▶ WHAT IS EXPECTED
Can you find the lines of the listing that include "JSON" and copy every one?

▶ ENTRIES
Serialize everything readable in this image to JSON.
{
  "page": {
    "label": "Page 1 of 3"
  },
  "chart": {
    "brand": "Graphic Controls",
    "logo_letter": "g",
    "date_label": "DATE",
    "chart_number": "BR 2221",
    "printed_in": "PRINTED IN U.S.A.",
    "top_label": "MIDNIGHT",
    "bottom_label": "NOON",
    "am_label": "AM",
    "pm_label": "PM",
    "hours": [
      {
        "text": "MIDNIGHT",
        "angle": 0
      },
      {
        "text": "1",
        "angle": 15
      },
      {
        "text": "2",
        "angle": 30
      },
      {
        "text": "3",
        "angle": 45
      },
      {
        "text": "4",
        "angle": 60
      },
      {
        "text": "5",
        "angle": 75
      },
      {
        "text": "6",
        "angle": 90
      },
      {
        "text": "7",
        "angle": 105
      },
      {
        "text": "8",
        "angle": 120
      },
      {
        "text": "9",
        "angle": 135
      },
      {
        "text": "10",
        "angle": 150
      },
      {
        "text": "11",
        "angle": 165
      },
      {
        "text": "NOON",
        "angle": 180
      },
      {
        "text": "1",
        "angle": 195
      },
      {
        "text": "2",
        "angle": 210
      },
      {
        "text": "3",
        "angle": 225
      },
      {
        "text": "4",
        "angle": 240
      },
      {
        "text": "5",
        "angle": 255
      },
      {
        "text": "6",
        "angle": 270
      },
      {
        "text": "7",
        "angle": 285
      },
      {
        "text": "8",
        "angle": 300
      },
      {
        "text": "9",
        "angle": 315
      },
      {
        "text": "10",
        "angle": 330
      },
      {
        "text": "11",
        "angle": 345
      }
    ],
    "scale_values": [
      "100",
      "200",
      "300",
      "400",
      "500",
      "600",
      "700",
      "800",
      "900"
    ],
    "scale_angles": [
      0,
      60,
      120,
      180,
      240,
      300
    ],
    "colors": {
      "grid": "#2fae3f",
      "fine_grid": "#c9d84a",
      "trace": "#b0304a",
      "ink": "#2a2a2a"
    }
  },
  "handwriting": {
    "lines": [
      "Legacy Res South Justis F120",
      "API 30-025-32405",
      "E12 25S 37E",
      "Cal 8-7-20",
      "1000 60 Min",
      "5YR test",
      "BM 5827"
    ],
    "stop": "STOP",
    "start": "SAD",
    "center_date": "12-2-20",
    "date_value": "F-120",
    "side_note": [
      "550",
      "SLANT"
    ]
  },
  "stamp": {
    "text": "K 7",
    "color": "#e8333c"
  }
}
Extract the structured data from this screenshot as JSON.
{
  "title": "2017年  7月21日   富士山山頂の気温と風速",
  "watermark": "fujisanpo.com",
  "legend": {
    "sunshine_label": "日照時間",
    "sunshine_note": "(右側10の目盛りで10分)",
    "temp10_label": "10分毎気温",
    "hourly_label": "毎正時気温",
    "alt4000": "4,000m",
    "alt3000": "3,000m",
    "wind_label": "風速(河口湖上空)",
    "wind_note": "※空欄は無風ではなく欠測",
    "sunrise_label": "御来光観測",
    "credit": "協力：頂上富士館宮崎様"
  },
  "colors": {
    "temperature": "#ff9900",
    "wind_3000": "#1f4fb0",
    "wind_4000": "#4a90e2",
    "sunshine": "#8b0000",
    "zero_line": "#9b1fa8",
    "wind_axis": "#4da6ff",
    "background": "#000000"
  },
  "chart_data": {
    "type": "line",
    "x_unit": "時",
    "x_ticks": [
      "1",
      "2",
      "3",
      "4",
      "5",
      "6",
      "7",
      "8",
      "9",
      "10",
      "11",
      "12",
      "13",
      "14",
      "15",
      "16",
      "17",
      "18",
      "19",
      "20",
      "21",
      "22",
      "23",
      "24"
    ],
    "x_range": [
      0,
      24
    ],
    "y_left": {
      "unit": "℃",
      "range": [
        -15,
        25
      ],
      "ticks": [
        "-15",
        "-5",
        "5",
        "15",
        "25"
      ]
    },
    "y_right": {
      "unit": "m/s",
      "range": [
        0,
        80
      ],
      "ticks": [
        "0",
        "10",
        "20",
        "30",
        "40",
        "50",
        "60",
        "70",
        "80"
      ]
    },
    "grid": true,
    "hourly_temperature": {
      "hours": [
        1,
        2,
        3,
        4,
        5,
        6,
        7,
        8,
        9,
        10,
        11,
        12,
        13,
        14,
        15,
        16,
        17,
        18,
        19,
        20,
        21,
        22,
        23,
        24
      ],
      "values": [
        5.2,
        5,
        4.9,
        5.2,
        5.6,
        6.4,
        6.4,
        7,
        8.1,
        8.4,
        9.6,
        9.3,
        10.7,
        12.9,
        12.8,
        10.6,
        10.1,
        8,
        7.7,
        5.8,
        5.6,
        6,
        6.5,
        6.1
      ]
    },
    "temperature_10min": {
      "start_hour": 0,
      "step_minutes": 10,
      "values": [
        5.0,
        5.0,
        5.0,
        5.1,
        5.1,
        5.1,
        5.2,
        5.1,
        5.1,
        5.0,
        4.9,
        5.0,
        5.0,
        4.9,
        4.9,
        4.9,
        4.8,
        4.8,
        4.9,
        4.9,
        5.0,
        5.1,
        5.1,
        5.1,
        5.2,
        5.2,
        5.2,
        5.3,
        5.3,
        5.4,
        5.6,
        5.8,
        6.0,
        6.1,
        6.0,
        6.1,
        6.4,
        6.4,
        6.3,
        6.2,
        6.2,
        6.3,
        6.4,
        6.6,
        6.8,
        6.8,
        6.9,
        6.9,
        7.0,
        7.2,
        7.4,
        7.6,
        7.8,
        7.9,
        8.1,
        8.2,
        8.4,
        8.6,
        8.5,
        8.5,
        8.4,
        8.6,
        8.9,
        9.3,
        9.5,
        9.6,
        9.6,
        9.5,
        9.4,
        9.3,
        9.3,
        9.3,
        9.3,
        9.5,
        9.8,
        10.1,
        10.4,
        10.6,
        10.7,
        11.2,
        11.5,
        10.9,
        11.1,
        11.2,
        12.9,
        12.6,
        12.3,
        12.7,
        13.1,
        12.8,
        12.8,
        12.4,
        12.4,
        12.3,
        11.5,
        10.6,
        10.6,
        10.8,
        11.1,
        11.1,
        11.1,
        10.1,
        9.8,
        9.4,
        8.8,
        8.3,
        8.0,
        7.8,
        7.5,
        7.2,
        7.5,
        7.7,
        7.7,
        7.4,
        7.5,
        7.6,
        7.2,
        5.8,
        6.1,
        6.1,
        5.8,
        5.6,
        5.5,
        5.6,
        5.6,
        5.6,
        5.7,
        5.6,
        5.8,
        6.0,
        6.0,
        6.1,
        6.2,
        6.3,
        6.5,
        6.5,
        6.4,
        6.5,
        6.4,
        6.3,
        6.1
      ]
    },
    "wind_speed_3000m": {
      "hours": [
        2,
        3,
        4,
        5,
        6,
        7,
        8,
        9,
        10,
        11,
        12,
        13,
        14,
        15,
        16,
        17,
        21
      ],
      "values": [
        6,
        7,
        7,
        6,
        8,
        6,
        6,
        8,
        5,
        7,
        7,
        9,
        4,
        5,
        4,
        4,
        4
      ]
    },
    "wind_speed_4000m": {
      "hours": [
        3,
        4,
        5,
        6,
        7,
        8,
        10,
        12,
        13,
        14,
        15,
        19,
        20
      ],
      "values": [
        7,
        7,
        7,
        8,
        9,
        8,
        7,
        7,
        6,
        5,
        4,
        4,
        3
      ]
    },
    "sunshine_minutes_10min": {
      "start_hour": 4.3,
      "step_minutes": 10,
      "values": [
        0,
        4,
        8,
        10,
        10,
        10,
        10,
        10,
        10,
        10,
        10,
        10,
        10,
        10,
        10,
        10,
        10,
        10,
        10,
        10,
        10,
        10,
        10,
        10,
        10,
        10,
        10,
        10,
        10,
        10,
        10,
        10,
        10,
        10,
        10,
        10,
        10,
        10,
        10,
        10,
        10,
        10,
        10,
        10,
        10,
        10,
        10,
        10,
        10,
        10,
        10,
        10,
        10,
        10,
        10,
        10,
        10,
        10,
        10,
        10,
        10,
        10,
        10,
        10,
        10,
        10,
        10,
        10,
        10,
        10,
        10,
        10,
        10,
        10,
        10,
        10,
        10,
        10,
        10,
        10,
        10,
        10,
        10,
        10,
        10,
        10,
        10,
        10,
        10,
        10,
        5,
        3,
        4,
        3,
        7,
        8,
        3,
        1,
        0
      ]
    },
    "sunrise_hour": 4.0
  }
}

▶ REPLY TO THE TASK
Serialize everything readable in this image to JSON.
Extract the structured data from this screenshot as JSON.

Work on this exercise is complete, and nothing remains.